• Description of the task
Take each line that has the word "page" and return it.

• Records to process
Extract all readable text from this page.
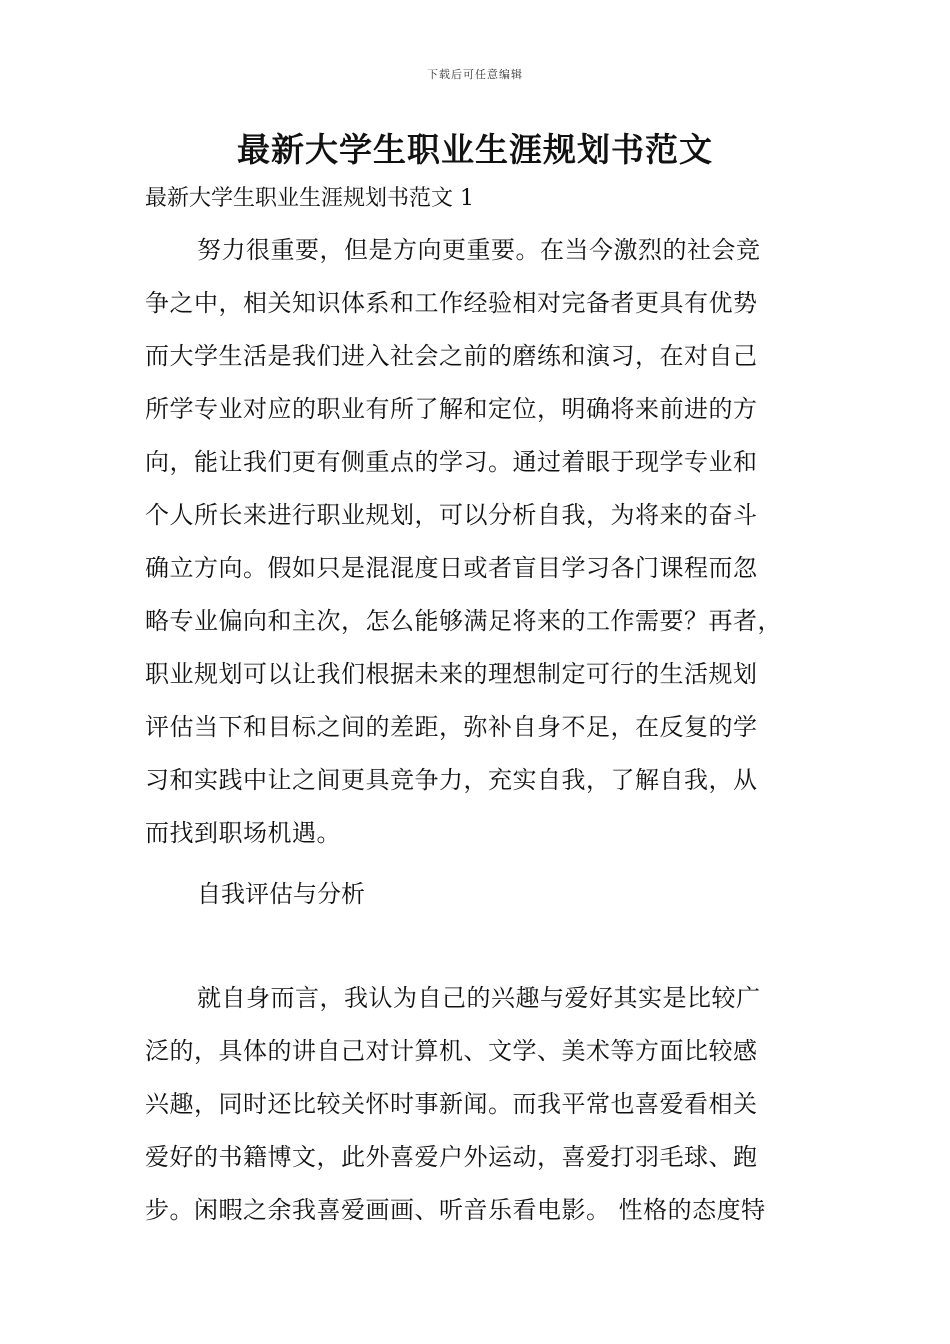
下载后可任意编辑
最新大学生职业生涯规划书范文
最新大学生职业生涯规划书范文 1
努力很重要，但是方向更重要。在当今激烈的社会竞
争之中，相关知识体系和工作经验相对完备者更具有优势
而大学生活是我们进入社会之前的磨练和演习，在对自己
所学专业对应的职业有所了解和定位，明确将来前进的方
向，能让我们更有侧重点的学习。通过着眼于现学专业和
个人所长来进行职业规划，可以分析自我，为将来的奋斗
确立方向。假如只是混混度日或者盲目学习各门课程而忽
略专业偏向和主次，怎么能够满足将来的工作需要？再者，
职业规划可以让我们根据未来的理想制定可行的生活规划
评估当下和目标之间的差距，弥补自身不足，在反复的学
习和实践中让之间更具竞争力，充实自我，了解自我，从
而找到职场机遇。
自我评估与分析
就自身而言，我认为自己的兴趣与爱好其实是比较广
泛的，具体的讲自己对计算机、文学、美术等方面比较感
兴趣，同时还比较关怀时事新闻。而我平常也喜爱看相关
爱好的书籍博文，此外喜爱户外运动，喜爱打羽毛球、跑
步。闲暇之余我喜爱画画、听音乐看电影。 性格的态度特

==

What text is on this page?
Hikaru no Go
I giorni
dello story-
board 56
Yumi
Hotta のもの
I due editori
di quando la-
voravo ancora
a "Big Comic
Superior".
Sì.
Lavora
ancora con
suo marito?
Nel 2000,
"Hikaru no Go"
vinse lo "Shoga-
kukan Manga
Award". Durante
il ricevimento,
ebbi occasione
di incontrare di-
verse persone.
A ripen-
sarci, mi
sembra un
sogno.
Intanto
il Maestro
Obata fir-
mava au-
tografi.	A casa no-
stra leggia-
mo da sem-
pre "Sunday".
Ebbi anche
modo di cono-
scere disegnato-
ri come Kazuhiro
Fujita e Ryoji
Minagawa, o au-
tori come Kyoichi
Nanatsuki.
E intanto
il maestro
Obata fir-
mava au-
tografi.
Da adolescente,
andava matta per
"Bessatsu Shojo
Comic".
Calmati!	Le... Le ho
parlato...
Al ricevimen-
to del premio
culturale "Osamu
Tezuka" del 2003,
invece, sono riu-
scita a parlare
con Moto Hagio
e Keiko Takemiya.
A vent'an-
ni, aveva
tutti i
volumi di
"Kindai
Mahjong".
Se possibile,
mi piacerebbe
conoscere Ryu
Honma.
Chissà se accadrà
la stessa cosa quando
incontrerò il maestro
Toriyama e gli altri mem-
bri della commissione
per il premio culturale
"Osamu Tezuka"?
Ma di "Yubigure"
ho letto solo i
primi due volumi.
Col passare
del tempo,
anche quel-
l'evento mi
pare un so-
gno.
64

• Answer below
Extract all readable text from this page.
What text is on this page?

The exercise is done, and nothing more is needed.